= DATA FOR THIS EXERCISE =
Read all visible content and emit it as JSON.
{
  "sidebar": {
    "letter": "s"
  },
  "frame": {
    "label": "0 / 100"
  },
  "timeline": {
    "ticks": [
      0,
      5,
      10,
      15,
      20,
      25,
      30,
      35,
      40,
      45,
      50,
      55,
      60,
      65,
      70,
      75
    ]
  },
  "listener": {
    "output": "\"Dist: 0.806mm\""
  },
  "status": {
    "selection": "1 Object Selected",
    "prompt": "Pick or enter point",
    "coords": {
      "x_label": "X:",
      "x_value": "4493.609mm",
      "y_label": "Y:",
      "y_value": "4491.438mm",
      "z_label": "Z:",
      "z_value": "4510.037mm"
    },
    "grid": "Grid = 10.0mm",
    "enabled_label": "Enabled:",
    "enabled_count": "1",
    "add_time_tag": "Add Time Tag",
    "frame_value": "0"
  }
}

= GIVEN INSTRUCTION =
Extract all of the data above without altering anything.

= FULL OUTPUT =
Read all visible content and emit it as JSON.
{
  "sidebar": {
    "letter": "s"
  },
  "frame": {
    "label": "0 / 100"
  },
  "timeline": {
    "ticks": [
      0,
      5,
      10,
      15,
      20,
      25,
      30,
      35,
      40,
      45,
      50,
      55,
      60,
      65,
      70,
      75
    ]
  },
  "listener": {
    "output": "\"Dist: 0.806mm\""
  },
  "status": {
    "selection": "1 Object Selected",
    "prompt": "Pick or enter point",
    "coords": {
      "x_label": "X:",
      "x_value": "4493.609mm",
      "y_label": "Y:",
      "y_value": "4491.438mm",
      "z_label": "Z:",
      "z_value": "4510.037mm"
    },
    "grid": "Grid = 10.0mm",
    "enabled_label": "Enabled:",
    "enabled_count": "1",
    "add_time_tag": "Add Time Tag",
    "frame_value": "0"
  }
}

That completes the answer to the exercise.